## Directive
Change every "x-tick-label" in the data below to "x-axis-tick" and leave the rest of the data unchanged. Omit the pictures from your answer.

- - - -

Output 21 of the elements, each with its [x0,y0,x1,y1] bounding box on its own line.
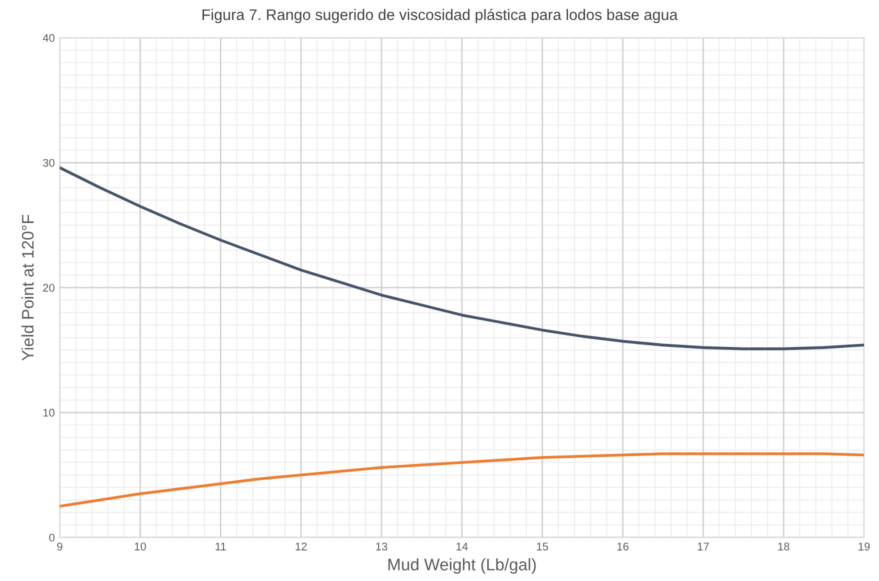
x-tick-label: 13 [376,542,388,550]
y-tick-label: 10 [43,408,54,417]
x-tick-label: 11 [216,542,226,550]
y-tick-label: 40 [42,34,54,42]
x-tick-label: 18 [778,542,790,550]
chart-title: Figura 7. Rango sugerido de viscosidad plástica para lodos base agua [202,8,678,24]
x-tick-label: 17 [698,542,709,550]
x-axis-title: Mud Weight (Lb/gal) [388,558,536,574]
x-tick-label: 12 [296,542,307,550]
line-series [60,452,864,508]
y-tick-label: 20 [43,284,54,292]
y-tick-label: 30 [42,158,54,167]
x-tick-label: 9 [57,542,62,550]
x-tick-label: 14 [456,542,468,550]
x-tick-label: 16 [617,542,628,550]
y-tick-label: 0 [49,534,54,542]
line-series [60,166,864,350]
x-tick-label: 10 [134,542,146,550]
y-axis-title: Yield Point at 120°F [21,214,34,361]
x-tick-label: 15 [537,542,548,550]
x-tick-label: 19 [858,542,870,550]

- - - -

## Solution below
Output 21 of the elements, each with its [x0,y0,x1,y1] bounding box on its own line.
x-axis-tick: 13 [376,542,388,550]
y-tick-label: 10 [43,408,54,417]
x-axis-tick: 11 [216,542,226,550]
y-tick-label: 40 [42,34,54,42]
x-axis-tick: 18 [778,542,790,550]
chart-title: Figura 7. Rango sugerido de viscosidad plástica para lodos base agua [202,8,678,24]
x-axis-tick: 17 [698,542,709,550]
x-axis-title: Mud Weight (Lb/gal) [388,558,536,574]
x-axis-tick: 12 [296,542,307,550]
line-series [60,452,864,508]
y-tick-label: 20 [43,284,54,292]
y-tick-label: 30 [42,158,54,167]
x-axis-tick: 9 [57,542,62,550]
x-axis-tick: 14 [456,542,468,550]
x-axis-tick: 16 [617,542,628,550]
y-tick-label: 0 [49,534,54,542]
line-series [60,166,864,350]
x-axis-tick: 10 [134,542,146,550]
y-axis-title: Yield Point at 120°F [21,214,34,361]
x-axis-tick: 15 [537,542,548,550]
x-axis-tick: 19 [858,542,870,550]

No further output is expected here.